TASK REQUIREMENTS
Note how many lines hold the string "this" and give that number without any other words.
>> BEGIN RECORDS FOR THE TASK
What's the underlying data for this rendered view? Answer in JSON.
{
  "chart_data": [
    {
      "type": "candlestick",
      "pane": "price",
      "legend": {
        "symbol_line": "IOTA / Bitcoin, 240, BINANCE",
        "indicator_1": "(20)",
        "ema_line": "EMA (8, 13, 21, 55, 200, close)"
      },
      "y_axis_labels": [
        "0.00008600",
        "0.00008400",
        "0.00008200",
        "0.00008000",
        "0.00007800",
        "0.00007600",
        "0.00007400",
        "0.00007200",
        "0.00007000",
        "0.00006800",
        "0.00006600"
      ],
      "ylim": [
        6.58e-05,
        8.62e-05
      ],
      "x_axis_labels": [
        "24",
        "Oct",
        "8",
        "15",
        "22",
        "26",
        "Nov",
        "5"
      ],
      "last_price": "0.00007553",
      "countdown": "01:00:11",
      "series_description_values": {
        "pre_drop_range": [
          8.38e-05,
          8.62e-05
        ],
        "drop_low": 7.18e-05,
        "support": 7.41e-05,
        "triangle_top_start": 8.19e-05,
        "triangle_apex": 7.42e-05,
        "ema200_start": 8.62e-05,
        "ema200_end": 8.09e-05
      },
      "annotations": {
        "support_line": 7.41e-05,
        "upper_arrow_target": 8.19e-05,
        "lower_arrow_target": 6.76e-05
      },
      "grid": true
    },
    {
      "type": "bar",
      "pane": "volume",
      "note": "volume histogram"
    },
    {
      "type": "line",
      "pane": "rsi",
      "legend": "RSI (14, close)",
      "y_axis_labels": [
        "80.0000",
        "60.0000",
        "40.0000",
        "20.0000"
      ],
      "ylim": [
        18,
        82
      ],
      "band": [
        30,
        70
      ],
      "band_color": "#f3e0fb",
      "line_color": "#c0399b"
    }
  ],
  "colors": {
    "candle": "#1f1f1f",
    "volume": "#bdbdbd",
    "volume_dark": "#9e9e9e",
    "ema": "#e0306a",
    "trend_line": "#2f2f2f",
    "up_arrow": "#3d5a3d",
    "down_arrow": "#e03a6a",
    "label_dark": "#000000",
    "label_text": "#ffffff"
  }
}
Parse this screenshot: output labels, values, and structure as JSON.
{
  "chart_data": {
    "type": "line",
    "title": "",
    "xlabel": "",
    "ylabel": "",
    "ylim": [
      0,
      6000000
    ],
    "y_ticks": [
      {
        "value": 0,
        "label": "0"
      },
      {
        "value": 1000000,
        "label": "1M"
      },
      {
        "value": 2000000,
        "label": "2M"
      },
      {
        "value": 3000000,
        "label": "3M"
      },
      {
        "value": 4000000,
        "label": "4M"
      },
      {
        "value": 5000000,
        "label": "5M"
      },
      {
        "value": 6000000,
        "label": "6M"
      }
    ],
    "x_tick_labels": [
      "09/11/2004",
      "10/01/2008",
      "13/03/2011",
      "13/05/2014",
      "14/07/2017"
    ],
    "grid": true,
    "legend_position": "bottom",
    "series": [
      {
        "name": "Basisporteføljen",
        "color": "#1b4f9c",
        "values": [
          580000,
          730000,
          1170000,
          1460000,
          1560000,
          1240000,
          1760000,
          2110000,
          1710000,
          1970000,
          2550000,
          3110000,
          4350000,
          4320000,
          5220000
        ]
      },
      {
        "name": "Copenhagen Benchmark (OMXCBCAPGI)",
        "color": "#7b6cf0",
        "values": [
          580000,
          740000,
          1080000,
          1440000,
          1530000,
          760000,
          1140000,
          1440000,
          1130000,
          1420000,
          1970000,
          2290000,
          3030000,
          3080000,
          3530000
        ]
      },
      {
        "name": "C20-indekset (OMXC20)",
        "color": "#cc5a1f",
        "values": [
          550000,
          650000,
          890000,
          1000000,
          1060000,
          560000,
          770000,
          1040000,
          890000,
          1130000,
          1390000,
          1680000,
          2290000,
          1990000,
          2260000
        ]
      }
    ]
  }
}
>> END RECORDS FOR THE TASK
EXERCISE OUTPUT
2